■ **Exercise goal**:
Which lines in the records below contain the word "Nobody"? Copy each of them.
····················
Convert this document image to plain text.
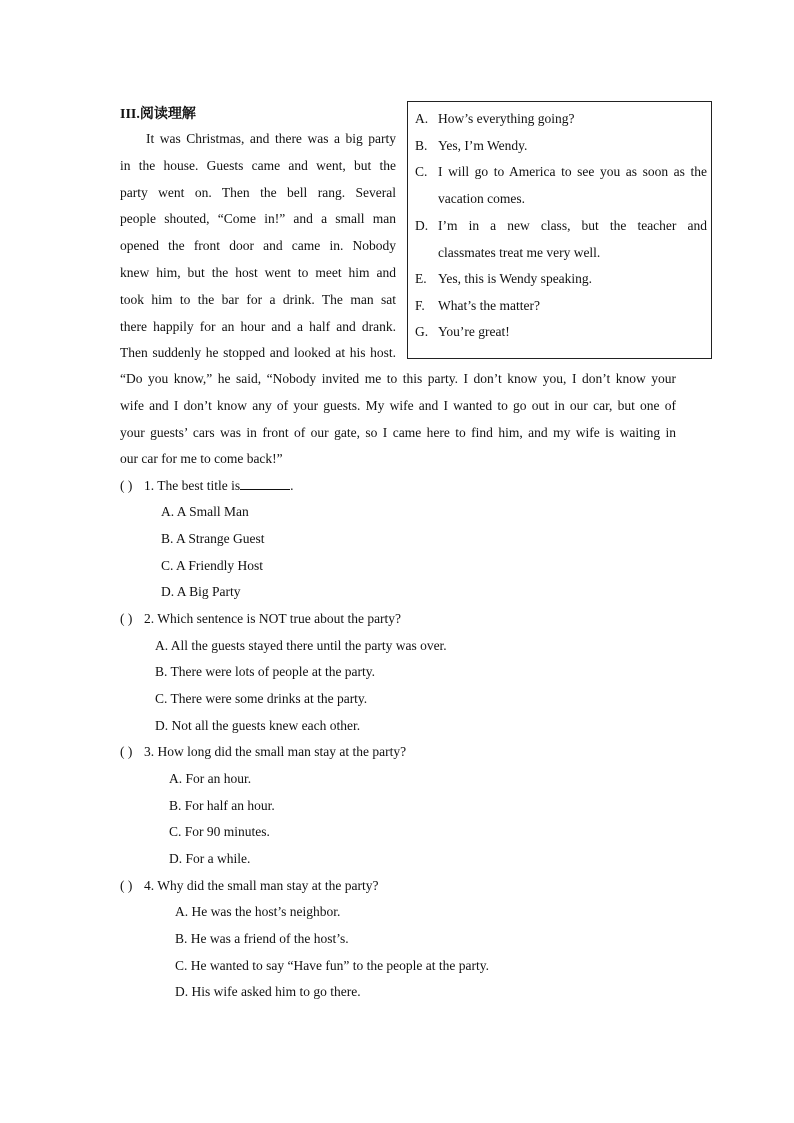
III.阅读理解
It was Christmas, and there was a big party
in the house. Guests came and went, but the
party went on. Then the bell rang. Several
people shouted, “Come in!” and a small man
opened the front door and came in. Nobody
knew him, but the host went to meet him and
took him to the bar for a drink. The man sat
there happily for an hour and a half and drank.
Then suddenly he stopped and looked at his host.
“Do you know,” he said, “Nobody invited me to this party. I don’t know you, I don’t know your
wife and I don’t know any of your guests. My wife and I wanted to go out in our car, but one of
your guests’ cars was in front of our gate, so I came here to find him, and my wife is waiting in
our car for me to come back!”
A. How’s everything going?
B. Yes, I’m Wendy.
C. I will go to America to see you as soon as the
vacation comes.
D. I’m in a new class, but the teacher and
classmates treat me very well.
E. Yes, this is Wendy speaking.
F. What’s the matter?
G. You’re great!
( ) 1. The best title is	.
A. A Small Man
B. A Strange Guest
C. A Friendly Host
D. A Big Party
( ) 2. Which sentence is NOT true about the party?
A. All the guests stayed there until the party was over.
B. There were lots of people at the party.
C. There were some drinks at the party.
D. Not all the guests knew each other.
( ) 3. How long did the small man stay at the party?
A. For an hour.
B. For half an hour.
C. For 90 minutes.
D. For a while.
( ) 4. Why did the small man stay at the party?
A. He was the host’s neighbor.
B. He was a friend of the host’s.
C. He wanted to say “Have fun” to the people at the party.
D. His wife asked him to go there.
····················
■ **Output of the task**:
opened the front door and came in. Nobody
“Do you know,” he said, “Nobody invited me to this party. I don’t know you, I don’t know your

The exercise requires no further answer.